Given instruction -
Give every line again exactly as it appears, please, but not the pictures.

(Collected data)
>> BEGIN

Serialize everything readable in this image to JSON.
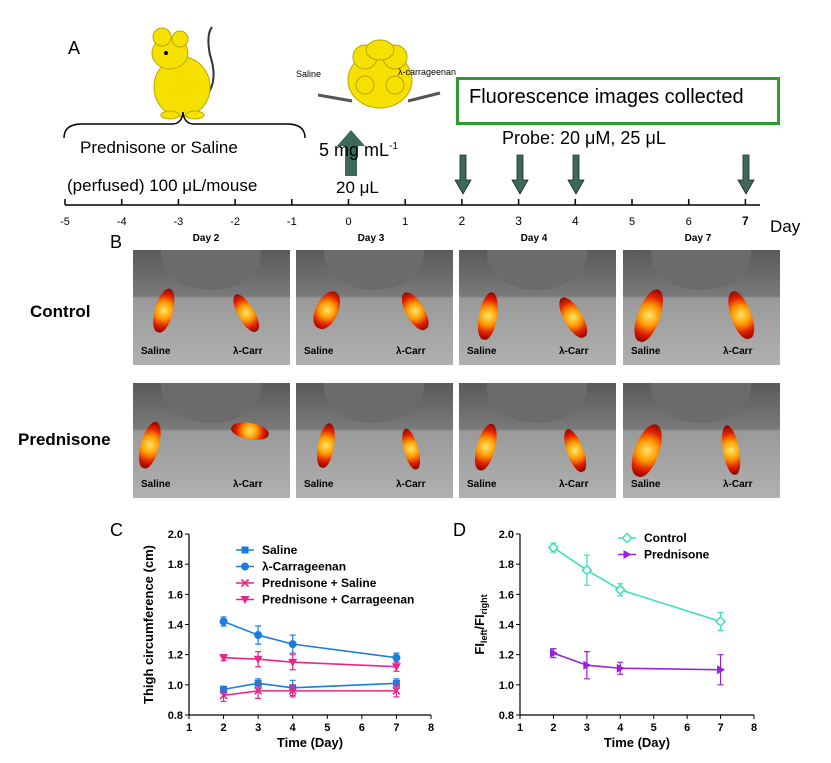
{
  "panelA": {
    "letter": "A",
    "saline": "Saline",
    "carrageenan": "λ-carrageenan",
    "fluor_box": "Fluorescence images collected",
    "probe": "Probe: 20 μM, 25 μL",
    "treatment": "Prednisone or Saline",
    "dose_note": "(perfused) 100 μL/mouse",
    "conc": "5 mg mL",
    "conc_exp": "-1",
    "volume": "20 μL",
    "axis_label": "Day",
    "ticks": [
      "-5",
      "-4",
      "-3",
      "-2",
      "-1",
      "0",
      "1",
      "2",
      "3",
      "4",
      "5",
      "6",
      "7"
    ]
  },
  "panelB": {
    "letter": "B",
    "days": [
      "Day 2",
      "Day 3",
      "Day 4",
      "Day 7"
    ],
    "rows": [
      "Control",
      "Prednisone"
    ],
    "left_label": "Saline",
    "right_label": "λ-Carr"
  },
  "colors": {
    "blue": "#1a7be0",
    "pink": "#e8268a",
    "teal": "#3fe0b8",
    "purple": "#9a20e0",
    "green_box": "#2e9c2e",
    "arrow": "#3c6a5a"
  },
  "chart_data": [
    {
      "id": "C",
      "type": "line",
      "letter": "C",
      "xlabel": "Time (Day)",
      "ylabel": "Thigh circumference (cm)",
      "xlim": [
        1,
        8
      ],
      "ylim": [
        0.8,
        2.0
      ],
      "xticks": [
        "1",
        "2",
        "3",
        "4",
        "5",
        "6",
        "7",
        "8"
      ],
      "yticks": [
        "0.8",
        "1.0",
        "1.2",
        "1.4",
        "1.6",
        "1.8",
        "2.0"
      ],
      "x": [
        2,
        3,
        4,
        7
      ],
      "series": [
        {
          "name": "Saline",
          "values": [
            0.97,
            1.01,
            0.98,
            1.01
          ],
          "err": [
            0.02,
            0.03,
            0.05,
            0.03
          ],
          "color": "#1a7be0",
          "marker": "square"
        },
        {
          "name": "λ-Carrageenan",
          "values": [
            1.42,
            1.33,
            1.27,
            1.18
          ],
          "err": [
            0.03,
            0.06,
            0.06,
            0.03
          ],
          "color": "#1a7be0",
          "marker": "circle"
        },
        {
          "name": "Prednisone + Saline",
          "values": [
            0.93,
            0.96,
            0.96,
            0.96
          ],
          "err": [
            0.04,
            0.05,
            0.04,
            0.04
          ],
          "color": "#e8268a",
          "marker": "x"
        },
        {
          "name": "Prednisone + Carrageenan",
          "values": [
            1.18,
            1.17,
            1.15,
            1.12
          ],
          "err": [
            0.02,
            0.05,
            0.05,
            0.03
          ],
          "color": "#e8268a",
          "marker": "triangle"
        }
      ],
      "legend": "top-right"
    },
    {
      "id": "D",
      "type": "line",
      "letter": "D",
      "xlabel": "Time (Day)",
      "ylabel": "FI",
      "ylabel_sub1": "left",
      "ylabel_mid": "/FI",
      "ylabel_sub2": "right",
      "xlim": [
        1,
        8
      ],
      "ylim": [
        0.8,
        2.0
      ],
      "xticks": [
        "1",
        "2",
        "3",
        "4",
        "5",
        "6",
        "7",
        "8"
      ],
      "yticks": [
        "0.8",
        "1.0",
        "1.2",
        "1.4",
        "1.6",
        "1.8",
        "2.0"
      ],
      "x": [
        2,
        3,
        4,
        7
      ],
      "series": [
        {
          "name": "Control",
          "values": [
            1.91,
            1.76,
            1.63,
            1.42
          ],
          "err": [
            0.03,
            0.1,
            0.04,
            0.06
          ],
          "color": "#3fe0b8",
          "marker": "diamond"
        },
        {
          "name": "Prednisone",
          "values": [
            1.21,
            1.13,
            1.11,
            1.1
          ],
          "err": [
            0.03,
            0.09,
            0.04,
            0.1
          ],
          "color": "#9a20e0",
          "marker": "tri-right"
        }
      ],
      "legend": "top-right"
    }
  ]
}
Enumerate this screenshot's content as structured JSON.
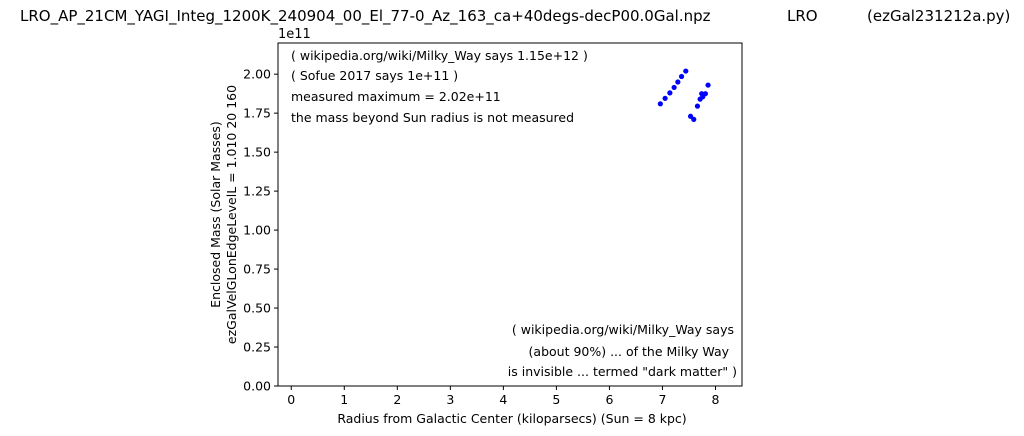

>> END

Right answer -
Serialize everything readable in this image to JSON.
{
  "panelA": {
    "letter": "A",
    "saline": "Saline",
    "carrageenan": "λ-carrageenan",
    "fluor_box": "Fluorescence images collected",
    "probe": "Probe: 20 μM, 25 μL",
    "treatment": "Prednisone or Saline",
    "dose_note": "(perfused) 100 μL/mouse",
    "conc": "5 mg mL",
    "conc_exp": "-1",
    "volume": "20 μL",
    "axis_label": "Day",
    "ticks": [
      "-5",
      "-4",
      "-3",
      "-2",
      "-1",
      "0",
      "1",
      "2",
      "3",
      "4",
      "5",
      "6",
      "7"
    ]
  },
  "panelB": {
    "letter": "B",
    "days": [
      "Day 2",
      "Day 3",
      "Day 4",
      "Day 7"
    ],
    "rows": [
      "Control",
      "Prednisone"
    ],
    "left_label": "Saline",
    "right_label": "λ-Carr"
  },
  "colors": {
    "blue": "#1a7be0",
    "pink": "#e8268a",
    "teal": "#3fe0b8",
    "purple": "#9a20e0",
    "green_box": "#2e9c2e",
    "arrow": "#3c6a5a"
  },
  "chart_data": [
    {
      "id": "C",
      "type": "line",
      "letter": "C",
      "xlabel": "Time (Day)",
      "ylabel": "Thigh circumference (cm)",
      "xlim": [
        1,
        8
      ],
      "ylim": [
        0.8,
        2.0
      ],
      "xticks": [
        "1",
        "2",
        "3",
        "4",
        "5",
        "6",
        "7",
        "8"
      ],
      "yticks": [
        "0.8",
        "1.0",
        "1.2",
        "1.4",
        "1.6",
        "1.8",
        "2.0"
      ],
      "x": [
        2,
        3,
        4,
        7
      ],
      "series": [
        {
          "name": "Saline",
          "values": [
            0.97,
            1.01,
            0.98,
            1.01
          ],
          "err": [
            0.02,
            0.03,
            0.05,
            0.03
          ],
          "color": "#1a7be0",
          "marker": "square"
        },
        {
          "name": "λ-Carrageenan",
          "values": [
            1.42,
            1.33,
            1.27,
            1.18
          ],
          "err": [
            0.03,
            0.06,
            0.06,
            0.03
          ],
          "color": "#1a7be0",
          "marker": "circle"
        },
        {
          "name": "Prednisone + Saline",
          "values": [
            0.93,
            0.96,
            0.96,
            0.96
          ],
          "err": [
            0.04,
            0.05,
            0.04,
            0.04
          ],
          "color": "#e8268a",
          "marker": "x"
        },
        {
          "name": "Prednisone + Carrageenan",
          "values": [
            1.18,
            1.17,
            1.15,
            1.12
          ],
          "err": [
            0.02,
            0.05,
            0.05,
            0.03
          ],
          "color": "#e8268a",
          "marker": "triangle"
        }
      ],
      "legend": "top-right"
    },
    {
      "id": "D",
      "type": "line",
      "letter": "D",
      "xlabel": "Time (Day)",
      "ylabel": "FI",
      "ylabel_sub1": "left",
      "ylabel_mid": "/FI",
      "ylabel_sub2": "right",
      "xlim": [
        1,
        8
      ],
      "ylim": [
        0.8,
        2.0
      ],
      "xticks": [
        "1",
        "2",
        "3",
        "4",
        "5",
        "6",
        "7",
        "8"
      ],
      "yticks": [
        "0.8",
        "1.0",
        "1.2",
        "1.4",
        "1.6",
        "1.8",
        "2.0"
      ],
      "x": [
        2,
        3,
        4,
        7
      ],
      "series": [
        {
          "name": "Control",
          "values": [
            1.91,
            1.76,
            1.63,
            1.42
          ],
          "err": [
            0.03,
            0.1,
            0.04,
            0.06
          ],
          "color": "#3fe0b8",
          "marker": "diamond"
        },
        {
          "name": "Prednisone",
          "values": [
            1.21,
            1.13,
            1.11,
            1.1
          ],
          "err": [
            0.03,
            0.09,
            0.04,
            0.1
          ],
          "color": "#9a20e0",
          "marker": "tri-right"
        }
      ],
      "legend": "top-right"
    }
  ]
}
Enumerate this screenshot's content as structured JSON.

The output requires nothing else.